== TASK ==
For the entries that follow, state how many lines include the word "SONNTAGSFRAGE", giving the number and nothing else.

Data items
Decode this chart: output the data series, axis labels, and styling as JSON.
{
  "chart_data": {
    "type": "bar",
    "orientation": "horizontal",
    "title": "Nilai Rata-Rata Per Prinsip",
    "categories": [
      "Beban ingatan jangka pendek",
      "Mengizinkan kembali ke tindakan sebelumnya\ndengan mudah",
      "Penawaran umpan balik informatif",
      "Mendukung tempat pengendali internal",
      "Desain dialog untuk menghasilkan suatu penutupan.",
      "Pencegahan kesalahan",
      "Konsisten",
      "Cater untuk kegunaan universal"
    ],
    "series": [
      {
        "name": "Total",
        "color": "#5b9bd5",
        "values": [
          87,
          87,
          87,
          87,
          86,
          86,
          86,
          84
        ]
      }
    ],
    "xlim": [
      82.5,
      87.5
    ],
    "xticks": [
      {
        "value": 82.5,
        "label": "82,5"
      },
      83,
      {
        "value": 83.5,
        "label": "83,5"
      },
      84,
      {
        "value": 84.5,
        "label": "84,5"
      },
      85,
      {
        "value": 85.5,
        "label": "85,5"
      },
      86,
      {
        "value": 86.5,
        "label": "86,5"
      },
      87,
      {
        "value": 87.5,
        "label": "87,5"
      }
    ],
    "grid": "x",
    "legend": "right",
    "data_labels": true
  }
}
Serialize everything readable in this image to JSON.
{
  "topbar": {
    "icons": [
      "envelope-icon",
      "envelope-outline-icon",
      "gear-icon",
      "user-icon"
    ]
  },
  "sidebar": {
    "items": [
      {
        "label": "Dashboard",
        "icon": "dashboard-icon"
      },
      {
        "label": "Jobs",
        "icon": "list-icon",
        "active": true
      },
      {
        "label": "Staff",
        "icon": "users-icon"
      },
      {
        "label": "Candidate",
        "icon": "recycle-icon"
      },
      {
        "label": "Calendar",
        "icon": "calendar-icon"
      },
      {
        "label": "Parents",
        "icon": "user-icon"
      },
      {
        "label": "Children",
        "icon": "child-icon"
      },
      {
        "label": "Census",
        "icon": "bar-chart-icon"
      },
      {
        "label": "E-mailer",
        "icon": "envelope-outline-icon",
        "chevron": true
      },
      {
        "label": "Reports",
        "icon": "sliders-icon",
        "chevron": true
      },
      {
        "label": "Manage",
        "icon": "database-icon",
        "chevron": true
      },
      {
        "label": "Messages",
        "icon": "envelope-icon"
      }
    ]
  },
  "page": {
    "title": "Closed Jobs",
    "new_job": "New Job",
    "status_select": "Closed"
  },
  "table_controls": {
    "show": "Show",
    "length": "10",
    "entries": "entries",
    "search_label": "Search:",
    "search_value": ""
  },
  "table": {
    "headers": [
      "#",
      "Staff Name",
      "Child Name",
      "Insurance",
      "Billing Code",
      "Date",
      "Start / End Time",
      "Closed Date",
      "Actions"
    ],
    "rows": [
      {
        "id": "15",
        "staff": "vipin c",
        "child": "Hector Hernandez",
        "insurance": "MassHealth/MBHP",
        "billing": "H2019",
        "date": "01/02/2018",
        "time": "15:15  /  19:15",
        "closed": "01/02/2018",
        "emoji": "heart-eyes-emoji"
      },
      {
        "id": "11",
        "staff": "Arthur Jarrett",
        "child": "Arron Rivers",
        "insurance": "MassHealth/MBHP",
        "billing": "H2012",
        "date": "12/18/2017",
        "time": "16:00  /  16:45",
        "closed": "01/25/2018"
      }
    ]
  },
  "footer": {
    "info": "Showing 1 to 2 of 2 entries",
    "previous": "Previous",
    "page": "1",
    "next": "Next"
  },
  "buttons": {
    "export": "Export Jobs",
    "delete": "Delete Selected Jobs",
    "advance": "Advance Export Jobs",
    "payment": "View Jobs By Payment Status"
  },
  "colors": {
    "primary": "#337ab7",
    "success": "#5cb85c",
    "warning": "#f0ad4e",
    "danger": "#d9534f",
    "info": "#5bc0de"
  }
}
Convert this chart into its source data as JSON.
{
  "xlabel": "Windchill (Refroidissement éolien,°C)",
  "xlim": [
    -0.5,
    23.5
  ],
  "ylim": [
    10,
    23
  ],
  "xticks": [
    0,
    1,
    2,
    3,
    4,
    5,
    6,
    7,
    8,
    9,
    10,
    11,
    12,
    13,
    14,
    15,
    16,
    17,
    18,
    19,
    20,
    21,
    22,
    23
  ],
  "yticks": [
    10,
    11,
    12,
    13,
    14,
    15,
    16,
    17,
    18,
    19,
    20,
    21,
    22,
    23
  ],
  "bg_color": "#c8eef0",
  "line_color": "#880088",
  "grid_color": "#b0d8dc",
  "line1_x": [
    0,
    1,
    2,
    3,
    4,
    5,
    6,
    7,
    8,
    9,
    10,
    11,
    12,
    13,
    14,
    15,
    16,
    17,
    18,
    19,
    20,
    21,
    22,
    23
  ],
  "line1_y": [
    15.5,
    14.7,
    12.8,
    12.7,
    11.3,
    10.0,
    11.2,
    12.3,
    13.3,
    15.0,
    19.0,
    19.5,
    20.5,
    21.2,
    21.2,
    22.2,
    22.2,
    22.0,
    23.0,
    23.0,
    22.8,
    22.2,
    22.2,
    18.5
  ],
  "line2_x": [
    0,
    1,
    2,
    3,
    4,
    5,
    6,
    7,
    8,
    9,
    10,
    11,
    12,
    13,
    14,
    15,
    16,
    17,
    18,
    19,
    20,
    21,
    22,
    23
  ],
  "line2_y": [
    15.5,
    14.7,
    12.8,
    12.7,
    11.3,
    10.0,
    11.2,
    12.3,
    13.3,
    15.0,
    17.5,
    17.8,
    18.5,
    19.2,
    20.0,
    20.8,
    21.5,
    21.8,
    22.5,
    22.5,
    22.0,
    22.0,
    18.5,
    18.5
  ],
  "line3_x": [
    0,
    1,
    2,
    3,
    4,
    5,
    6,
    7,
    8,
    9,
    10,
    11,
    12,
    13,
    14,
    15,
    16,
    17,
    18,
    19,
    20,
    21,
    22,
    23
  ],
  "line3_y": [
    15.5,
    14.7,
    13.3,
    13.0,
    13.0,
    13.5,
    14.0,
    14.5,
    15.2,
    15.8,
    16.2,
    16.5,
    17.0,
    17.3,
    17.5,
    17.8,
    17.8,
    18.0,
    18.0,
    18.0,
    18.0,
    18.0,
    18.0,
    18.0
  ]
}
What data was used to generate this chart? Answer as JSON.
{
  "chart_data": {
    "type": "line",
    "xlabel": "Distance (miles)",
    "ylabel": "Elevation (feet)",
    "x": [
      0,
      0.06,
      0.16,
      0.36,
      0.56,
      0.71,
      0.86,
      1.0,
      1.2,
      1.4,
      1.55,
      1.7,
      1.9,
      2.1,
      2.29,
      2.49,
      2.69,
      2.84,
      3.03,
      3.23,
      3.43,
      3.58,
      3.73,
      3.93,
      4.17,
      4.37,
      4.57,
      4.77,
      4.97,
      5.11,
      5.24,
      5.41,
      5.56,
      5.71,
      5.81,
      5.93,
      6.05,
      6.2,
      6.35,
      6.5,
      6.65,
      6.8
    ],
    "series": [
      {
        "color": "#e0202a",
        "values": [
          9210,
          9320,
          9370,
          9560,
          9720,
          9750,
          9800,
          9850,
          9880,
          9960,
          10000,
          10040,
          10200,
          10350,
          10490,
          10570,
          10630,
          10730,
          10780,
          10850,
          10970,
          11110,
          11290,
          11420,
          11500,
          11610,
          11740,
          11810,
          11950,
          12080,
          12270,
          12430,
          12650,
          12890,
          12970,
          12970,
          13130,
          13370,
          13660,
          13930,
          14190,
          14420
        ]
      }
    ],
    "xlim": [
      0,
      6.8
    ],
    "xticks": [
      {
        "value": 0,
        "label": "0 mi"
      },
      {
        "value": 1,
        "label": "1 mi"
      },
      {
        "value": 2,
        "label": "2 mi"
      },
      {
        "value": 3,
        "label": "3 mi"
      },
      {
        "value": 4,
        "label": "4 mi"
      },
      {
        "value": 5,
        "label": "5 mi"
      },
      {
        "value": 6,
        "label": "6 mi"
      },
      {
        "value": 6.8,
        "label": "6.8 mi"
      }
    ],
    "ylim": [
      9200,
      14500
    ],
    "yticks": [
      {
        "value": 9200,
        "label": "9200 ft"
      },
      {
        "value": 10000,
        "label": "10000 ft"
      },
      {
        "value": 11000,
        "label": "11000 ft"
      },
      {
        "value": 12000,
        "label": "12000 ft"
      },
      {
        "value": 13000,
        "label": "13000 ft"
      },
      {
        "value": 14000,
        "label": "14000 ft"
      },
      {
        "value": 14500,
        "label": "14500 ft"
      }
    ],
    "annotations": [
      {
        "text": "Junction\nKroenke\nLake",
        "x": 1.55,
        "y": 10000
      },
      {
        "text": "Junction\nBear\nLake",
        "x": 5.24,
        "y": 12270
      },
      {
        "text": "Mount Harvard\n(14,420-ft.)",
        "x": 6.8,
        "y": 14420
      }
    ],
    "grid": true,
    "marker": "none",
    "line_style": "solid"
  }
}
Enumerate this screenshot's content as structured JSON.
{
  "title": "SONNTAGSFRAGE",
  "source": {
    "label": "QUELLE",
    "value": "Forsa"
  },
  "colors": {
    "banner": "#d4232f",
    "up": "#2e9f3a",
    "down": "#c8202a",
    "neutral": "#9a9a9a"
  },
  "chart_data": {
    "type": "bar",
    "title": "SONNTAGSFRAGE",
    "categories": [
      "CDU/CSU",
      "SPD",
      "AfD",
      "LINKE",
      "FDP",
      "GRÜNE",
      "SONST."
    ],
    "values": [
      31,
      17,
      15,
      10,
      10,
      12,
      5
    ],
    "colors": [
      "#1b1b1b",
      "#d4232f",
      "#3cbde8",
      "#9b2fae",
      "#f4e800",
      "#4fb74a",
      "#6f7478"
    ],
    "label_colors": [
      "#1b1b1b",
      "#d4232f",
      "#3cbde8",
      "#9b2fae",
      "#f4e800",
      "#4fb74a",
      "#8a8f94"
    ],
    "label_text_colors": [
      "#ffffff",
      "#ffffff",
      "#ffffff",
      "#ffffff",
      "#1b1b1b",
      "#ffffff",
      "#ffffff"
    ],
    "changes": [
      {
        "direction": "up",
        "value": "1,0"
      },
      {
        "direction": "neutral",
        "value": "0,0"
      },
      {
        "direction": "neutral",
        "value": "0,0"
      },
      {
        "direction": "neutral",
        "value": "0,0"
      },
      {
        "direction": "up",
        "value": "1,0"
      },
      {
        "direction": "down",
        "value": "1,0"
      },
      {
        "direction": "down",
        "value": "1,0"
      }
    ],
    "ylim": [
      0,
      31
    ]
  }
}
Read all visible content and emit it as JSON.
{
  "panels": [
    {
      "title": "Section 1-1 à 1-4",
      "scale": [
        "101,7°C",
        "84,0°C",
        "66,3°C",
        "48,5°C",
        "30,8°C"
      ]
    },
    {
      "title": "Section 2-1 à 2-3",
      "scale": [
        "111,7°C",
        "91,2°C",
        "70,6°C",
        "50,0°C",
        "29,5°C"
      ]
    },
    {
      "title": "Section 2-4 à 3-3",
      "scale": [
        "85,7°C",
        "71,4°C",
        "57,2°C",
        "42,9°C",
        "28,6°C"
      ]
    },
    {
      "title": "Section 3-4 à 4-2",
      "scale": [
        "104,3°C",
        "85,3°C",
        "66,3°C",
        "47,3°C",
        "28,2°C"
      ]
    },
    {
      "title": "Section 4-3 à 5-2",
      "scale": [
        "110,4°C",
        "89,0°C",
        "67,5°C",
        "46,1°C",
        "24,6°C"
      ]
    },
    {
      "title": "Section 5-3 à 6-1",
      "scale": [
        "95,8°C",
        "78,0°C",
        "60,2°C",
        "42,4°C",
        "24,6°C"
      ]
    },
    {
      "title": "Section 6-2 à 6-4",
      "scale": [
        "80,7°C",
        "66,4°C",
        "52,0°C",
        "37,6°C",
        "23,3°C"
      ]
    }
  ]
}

== WRITTEN REPLY ==
2